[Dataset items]
-*-*-

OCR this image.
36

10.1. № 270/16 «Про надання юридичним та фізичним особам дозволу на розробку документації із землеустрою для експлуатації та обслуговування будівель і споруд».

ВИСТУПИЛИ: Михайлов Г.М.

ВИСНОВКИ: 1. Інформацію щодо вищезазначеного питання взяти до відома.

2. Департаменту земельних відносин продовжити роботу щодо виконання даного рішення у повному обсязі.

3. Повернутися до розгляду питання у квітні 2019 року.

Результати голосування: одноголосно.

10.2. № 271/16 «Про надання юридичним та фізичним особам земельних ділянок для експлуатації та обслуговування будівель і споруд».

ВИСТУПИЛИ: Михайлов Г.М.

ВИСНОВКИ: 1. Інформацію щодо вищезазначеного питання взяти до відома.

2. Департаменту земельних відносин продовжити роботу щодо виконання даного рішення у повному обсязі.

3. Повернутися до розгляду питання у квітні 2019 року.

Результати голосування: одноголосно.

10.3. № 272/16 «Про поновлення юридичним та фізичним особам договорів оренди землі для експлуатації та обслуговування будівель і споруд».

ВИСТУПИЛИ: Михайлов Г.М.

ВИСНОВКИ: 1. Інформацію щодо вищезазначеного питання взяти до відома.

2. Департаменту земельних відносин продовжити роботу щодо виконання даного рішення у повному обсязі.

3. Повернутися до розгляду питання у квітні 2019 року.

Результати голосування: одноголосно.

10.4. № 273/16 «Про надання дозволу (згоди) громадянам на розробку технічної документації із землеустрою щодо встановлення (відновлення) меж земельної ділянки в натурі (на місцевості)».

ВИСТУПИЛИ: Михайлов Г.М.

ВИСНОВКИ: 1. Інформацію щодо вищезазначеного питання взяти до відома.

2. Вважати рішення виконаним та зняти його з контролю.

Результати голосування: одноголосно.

-*-*-

Copy every line of the material in which the word "споруд" occurs.

# ANSWER TO THIS EXERCISE
10.1. № 270/16 «Про надання юридичним та фізичним особам дозволу на розробку документації із землеустрою для експлуатації та обслуговування будівель і споруд».
10.2. № 271/16 «Про надання юридичним та фізичним особам земельних ділянок для експлуатації та обслуговування будівель і споруд».
10.3. № 272/16 «Про поновлення юридичним та фізичним особам договорів оренди землі для експлуатації та обслуговування будівель і споруд».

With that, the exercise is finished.